- **DATA FOR THIS EXERCISE**
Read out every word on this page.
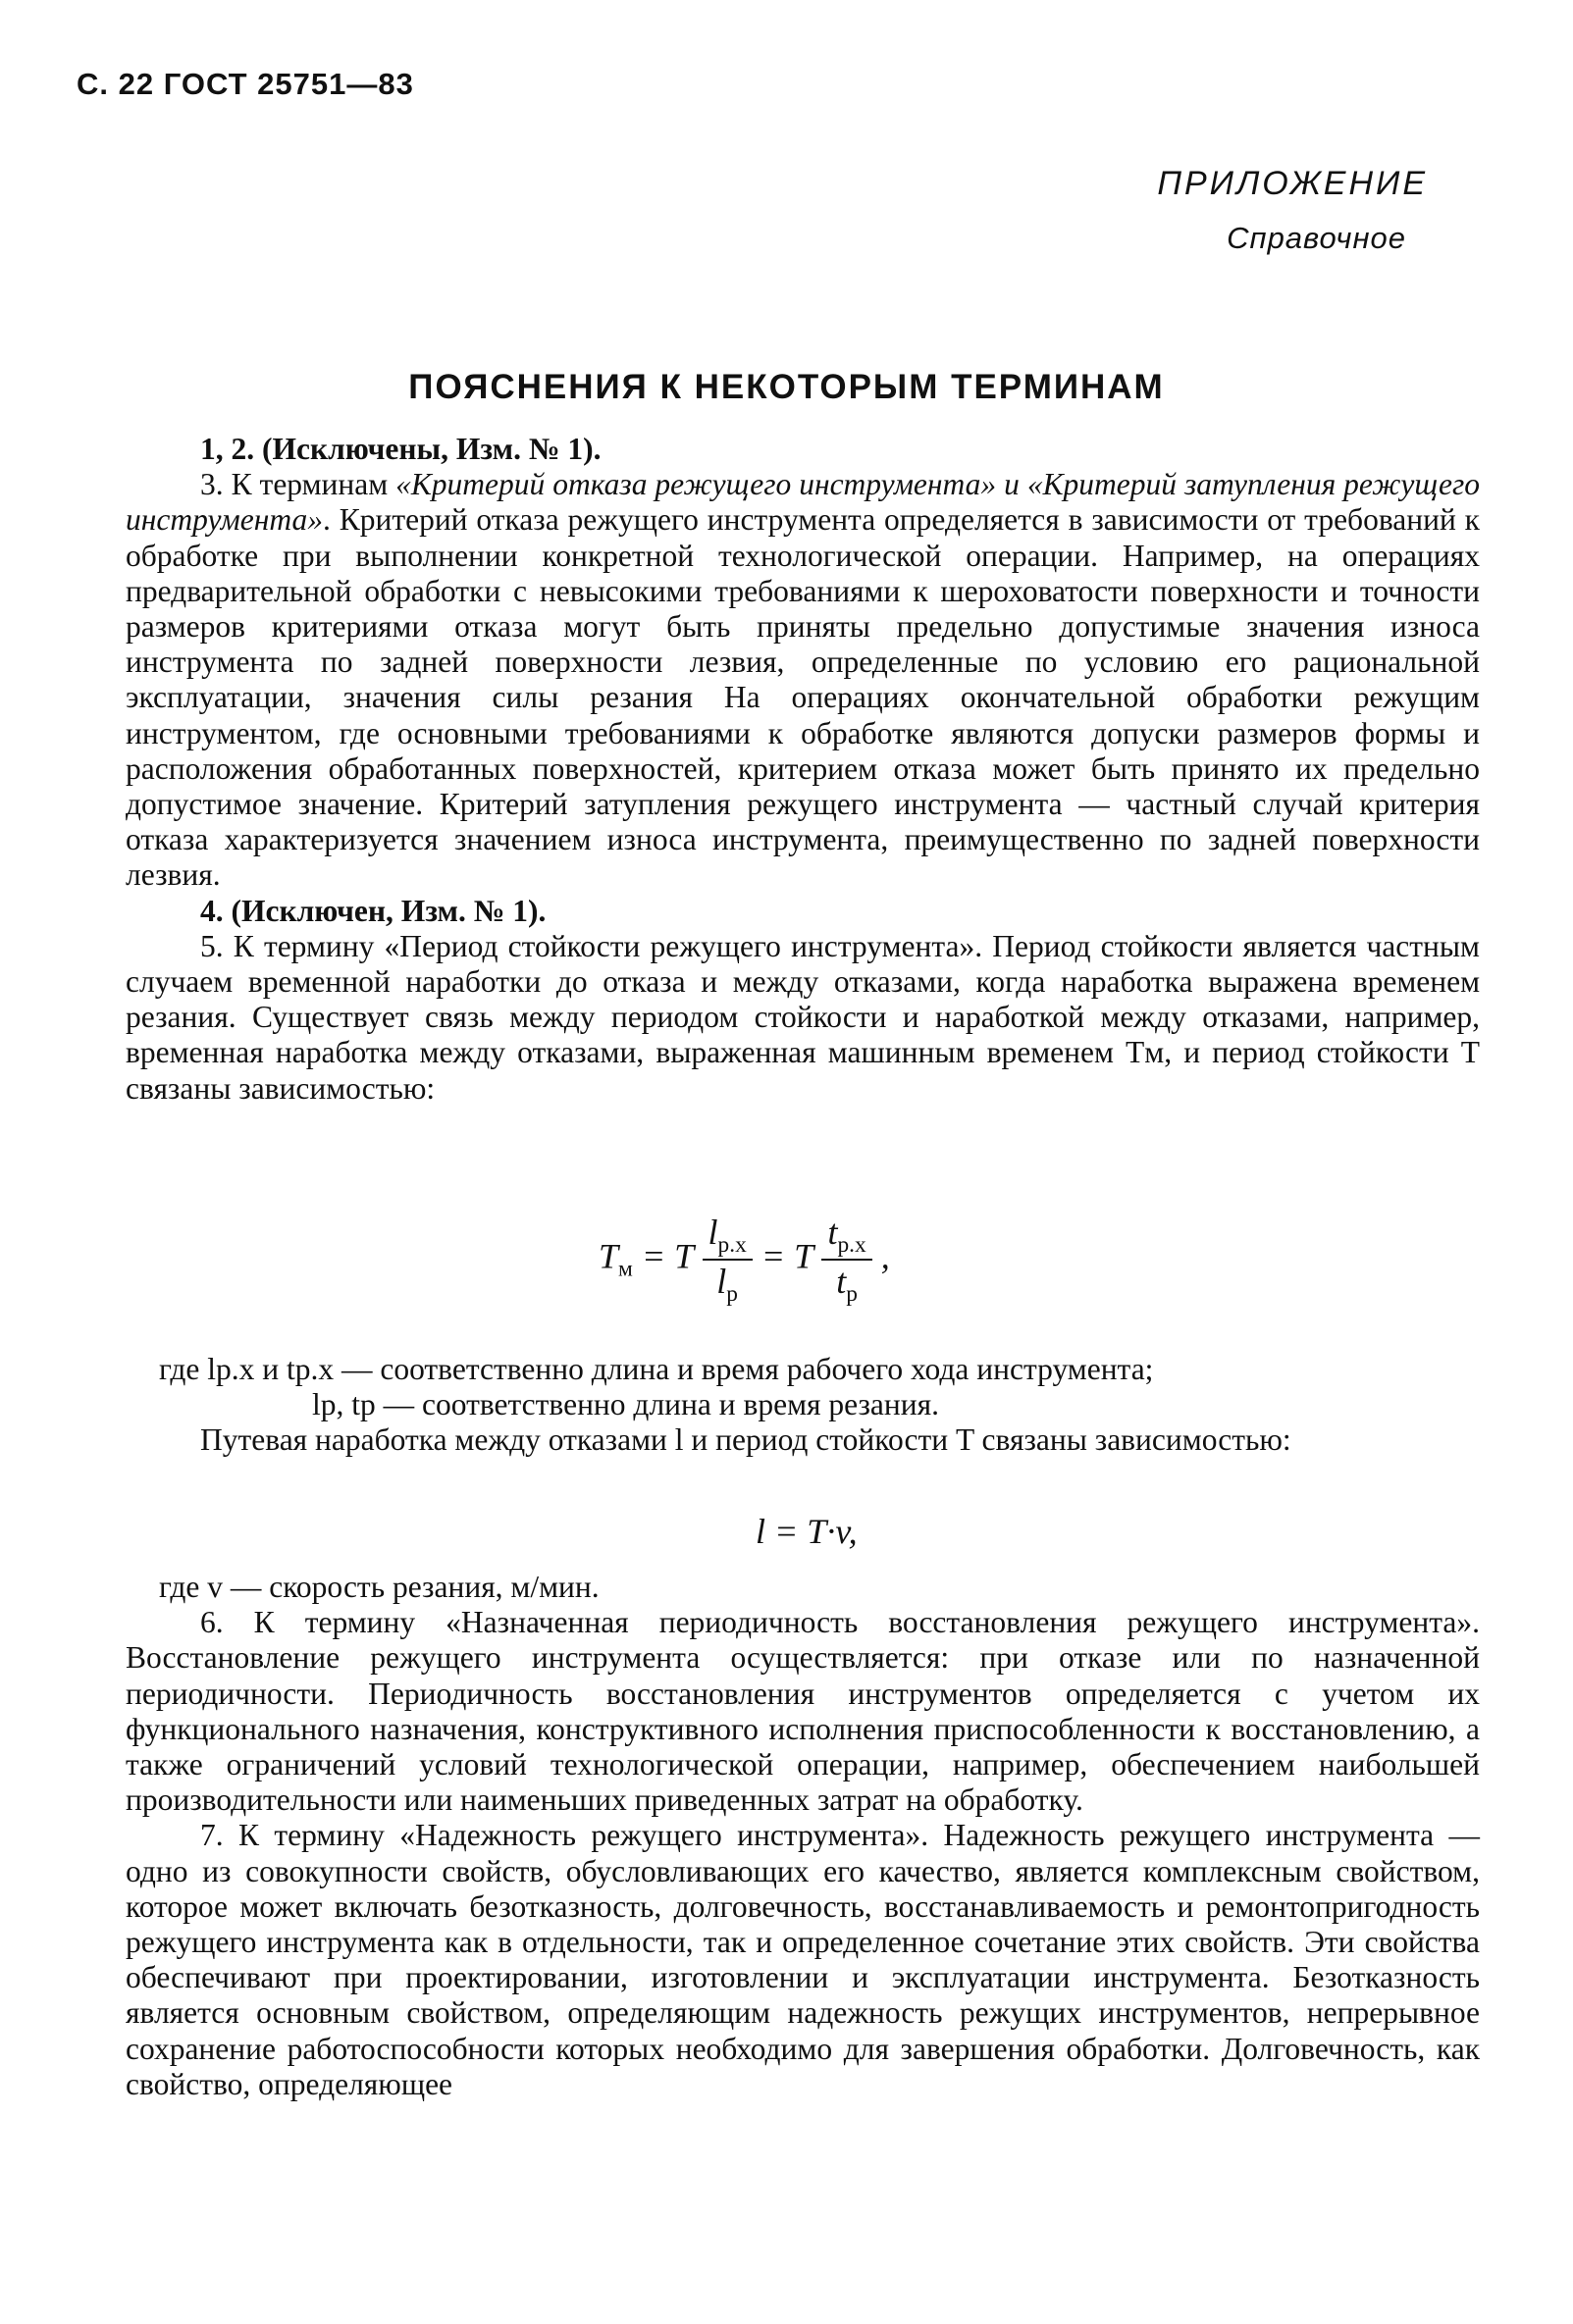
С. 22 ГОСТ 25751—83
ПРИЛОЖЕНИЕ
Справочное
ПОЯСНЕНИЯ К НЕКОТОРЫМ ТЕРМИНАМ

1, 2. (Исключены, Изм. № 1).

3. К терминам «Критерий отказа режущего инструмента» и «Критерий затупления режущего инструмента». Критерий отказа режущего инструмента определяется в зависимости от требований к обработке при выполнении конкретной технологической операции. Например, на операциях предварительной обработки с невысокими требованиями к шероховатости поверхности и точности размеров критериями отказа могут быть приняты предельно допустимые значения износа инструмента по задней поверхности лезвия, определенные по условию его рациональной эксплуатации, значения силы резания На операциях окончательной обработки режущим инструментом, где основными требованиями к обработке являются допуски размеров формы и расположения обработанных поверхностей, критерием отказа может быть принято их предельно допустимое значение. Критерий затупления режущего инструмента — частный случай критерия отказа характеризуется значением износа инструмента, преимущественно по задней поверхности лезвия.

4. (Исключен, Изм. № 1).

5. К термину «Период стойкости режущего инструмента». Период стойкости является частным случаем временной наработки до отказа и между отказами, когда наработка выражена временем резания. Существует связь между периодом стойкости и наработкой между отказами, например, временная наработка между отказами, выраженная машинным временем Tм, и период стойкости T связаны зависимостью:

$T_м = T \frac{l_{р.х}}{l_р} = T \frac{t_{р.х}}{t_р}$ ,

где lр.х и tр.х — соответственно длина и время рабочего хода инструмента;

lр, tр — соответственно длина и время резания.

Путевая наработка между отказами l и период стойкости T связаны зависимостью:

l = T·v,

где v — скорость резания, м/мин.

6. К термину «Назначенная периодичность восстановления режущего инструмента». Восстановление режущего инструмента осуществляется: при отказе или по назначенной периодичности. Периодичность восстановления инструментов определяется с учетом их функционального назначения, конструктивного исполнения приспособленности к восстановлению, а также ограничений условий технологической операции, например, обеспечением наибольшей производительности или наименьших приведенных затрат на обработку.

7. К термину «Надежность режущего инструмента». Надежность режущего инструмента — одно из совокупности свойств, обусловливающих его качество, является комплексным свойством, которое может включать безотказность, долговечность, восстанавливаемость и ремонтопригодность режущего инструмента как в отдельности, так и определенное сочетание этих свойств. Эти свойства обеспечивают при проектировании, изготовлении и эксплуатации инструмента. Безотказность является основным свойством, определяющим надежность режущих инструментов, непрерывное сохранение работоспособности которых необходимо для завершения обработки. Долговечность, как свойство, определяющее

- **EXERCISE INSTRUCTIONS**
Your answer should be a single number: the count of lines in the material above that contain "длина".

- **FINAL RESULT**
2